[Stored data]
--------------------------------------------------
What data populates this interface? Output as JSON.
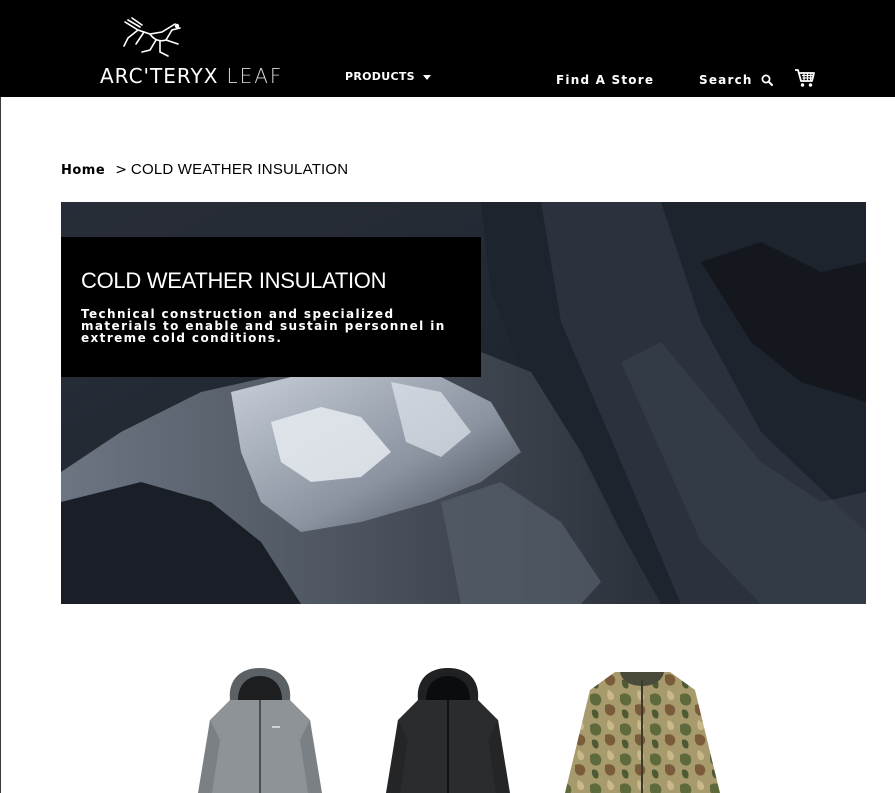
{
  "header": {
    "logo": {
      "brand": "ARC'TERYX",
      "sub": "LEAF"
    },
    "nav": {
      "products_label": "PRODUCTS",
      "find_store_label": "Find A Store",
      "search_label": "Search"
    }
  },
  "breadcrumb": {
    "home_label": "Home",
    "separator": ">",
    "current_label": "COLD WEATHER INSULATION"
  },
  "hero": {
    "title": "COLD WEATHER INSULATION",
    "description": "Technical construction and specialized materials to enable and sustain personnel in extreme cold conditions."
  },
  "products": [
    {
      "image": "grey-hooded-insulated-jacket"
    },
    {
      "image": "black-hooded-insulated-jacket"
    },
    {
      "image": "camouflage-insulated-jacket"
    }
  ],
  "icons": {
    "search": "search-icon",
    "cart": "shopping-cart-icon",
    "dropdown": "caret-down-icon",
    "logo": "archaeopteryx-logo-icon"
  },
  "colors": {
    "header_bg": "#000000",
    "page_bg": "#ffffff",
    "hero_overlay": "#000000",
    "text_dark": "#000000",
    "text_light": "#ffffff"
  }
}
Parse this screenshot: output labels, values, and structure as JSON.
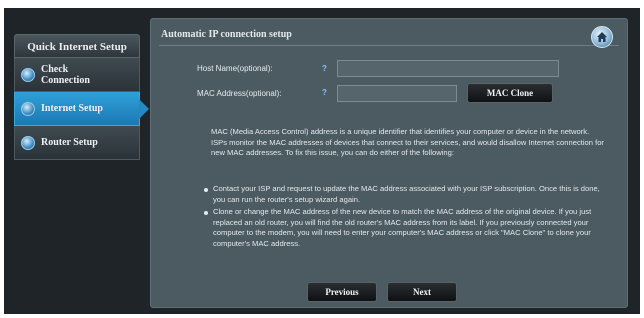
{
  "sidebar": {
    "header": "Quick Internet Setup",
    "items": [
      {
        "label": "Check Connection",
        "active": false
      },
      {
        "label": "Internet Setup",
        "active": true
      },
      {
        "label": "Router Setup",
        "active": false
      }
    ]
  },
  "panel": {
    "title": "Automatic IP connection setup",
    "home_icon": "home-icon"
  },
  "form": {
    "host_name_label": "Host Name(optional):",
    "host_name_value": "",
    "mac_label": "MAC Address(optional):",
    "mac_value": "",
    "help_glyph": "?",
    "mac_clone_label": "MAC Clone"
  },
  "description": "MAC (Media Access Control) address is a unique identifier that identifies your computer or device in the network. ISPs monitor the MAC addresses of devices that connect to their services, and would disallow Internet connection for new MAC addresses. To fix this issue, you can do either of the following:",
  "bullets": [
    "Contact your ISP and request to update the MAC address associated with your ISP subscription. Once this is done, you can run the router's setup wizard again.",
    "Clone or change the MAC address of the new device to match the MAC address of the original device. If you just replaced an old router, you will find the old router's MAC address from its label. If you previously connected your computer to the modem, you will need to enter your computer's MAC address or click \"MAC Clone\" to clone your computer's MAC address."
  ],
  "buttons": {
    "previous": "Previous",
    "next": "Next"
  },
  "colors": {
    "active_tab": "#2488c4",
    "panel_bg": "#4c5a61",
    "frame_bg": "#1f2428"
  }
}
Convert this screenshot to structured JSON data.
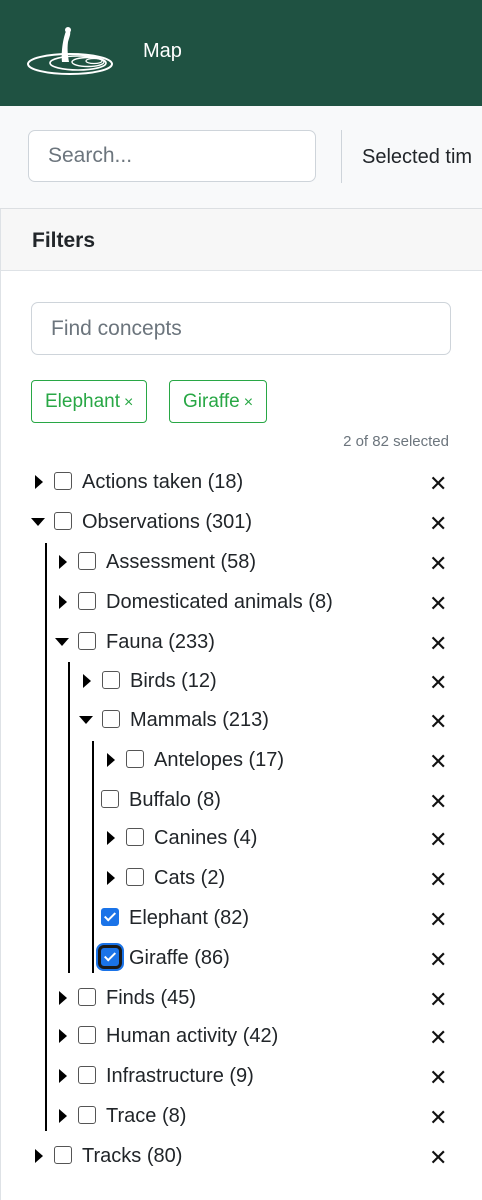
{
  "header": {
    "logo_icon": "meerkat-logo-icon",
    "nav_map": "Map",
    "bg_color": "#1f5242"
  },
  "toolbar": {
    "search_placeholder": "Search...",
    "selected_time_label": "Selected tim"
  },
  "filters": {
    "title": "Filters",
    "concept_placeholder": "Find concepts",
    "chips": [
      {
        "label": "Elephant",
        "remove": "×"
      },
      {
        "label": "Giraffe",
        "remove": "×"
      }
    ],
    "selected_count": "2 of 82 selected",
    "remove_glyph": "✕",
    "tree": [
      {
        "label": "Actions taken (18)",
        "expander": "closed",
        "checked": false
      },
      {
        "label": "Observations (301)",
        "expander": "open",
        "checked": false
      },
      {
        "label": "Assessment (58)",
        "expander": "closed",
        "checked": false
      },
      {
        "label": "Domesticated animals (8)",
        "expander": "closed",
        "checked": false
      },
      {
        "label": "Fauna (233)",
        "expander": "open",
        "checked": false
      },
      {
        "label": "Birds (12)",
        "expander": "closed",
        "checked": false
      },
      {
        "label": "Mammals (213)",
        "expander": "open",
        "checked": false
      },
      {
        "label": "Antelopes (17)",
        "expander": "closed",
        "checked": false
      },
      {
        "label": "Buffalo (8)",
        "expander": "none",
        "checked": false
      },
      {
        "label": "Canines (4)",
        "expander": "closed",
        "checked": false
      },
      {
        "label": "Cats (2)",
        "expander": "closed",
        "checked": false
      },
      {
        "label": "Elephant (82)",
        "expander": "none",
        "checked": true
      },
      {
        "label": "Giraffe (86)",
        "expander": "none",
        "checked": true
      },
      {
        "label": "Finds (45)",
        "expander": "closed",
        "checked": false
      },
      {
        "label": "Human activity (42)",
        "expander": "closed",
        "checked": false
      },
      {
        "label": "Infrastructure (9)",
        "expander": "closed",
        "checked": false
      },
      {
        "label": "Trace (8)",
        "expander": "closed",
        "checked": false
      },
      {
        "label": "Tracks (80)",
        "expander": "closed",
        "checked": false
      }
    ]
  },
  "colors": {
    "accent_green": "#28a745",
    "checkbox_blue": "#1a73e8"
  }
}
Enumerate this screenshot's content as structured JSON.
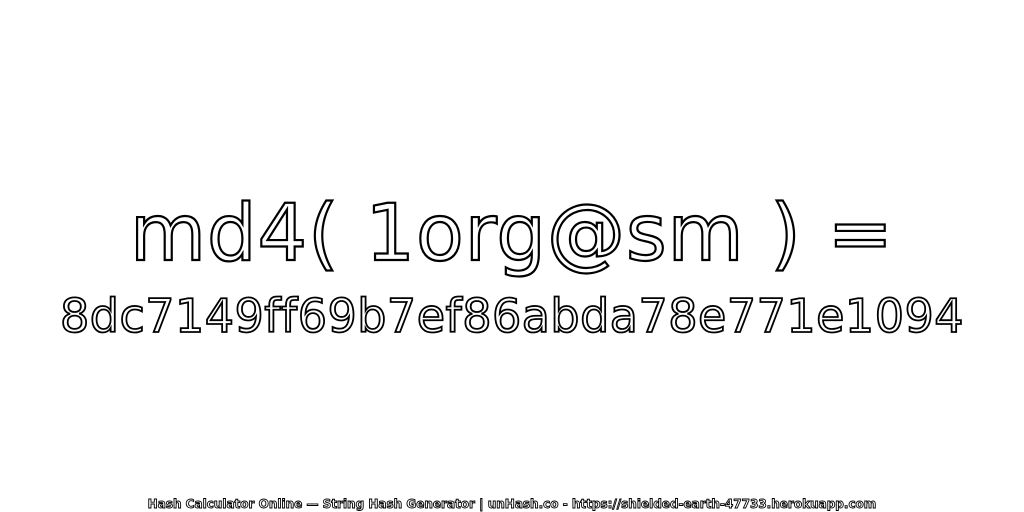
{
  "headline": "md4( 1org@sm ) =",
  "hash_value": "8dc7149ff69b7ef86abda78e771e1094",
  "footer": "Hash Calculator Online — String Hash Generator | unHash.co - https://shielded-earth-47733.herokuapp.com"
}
--------------------------------------------------
Exercise: Find all the lines containing "structured" in the material, then copy them.

Output of the exercise:
Convert this screenshot to structured JSON data.
Enumerate this screenshot's content as structured JSON.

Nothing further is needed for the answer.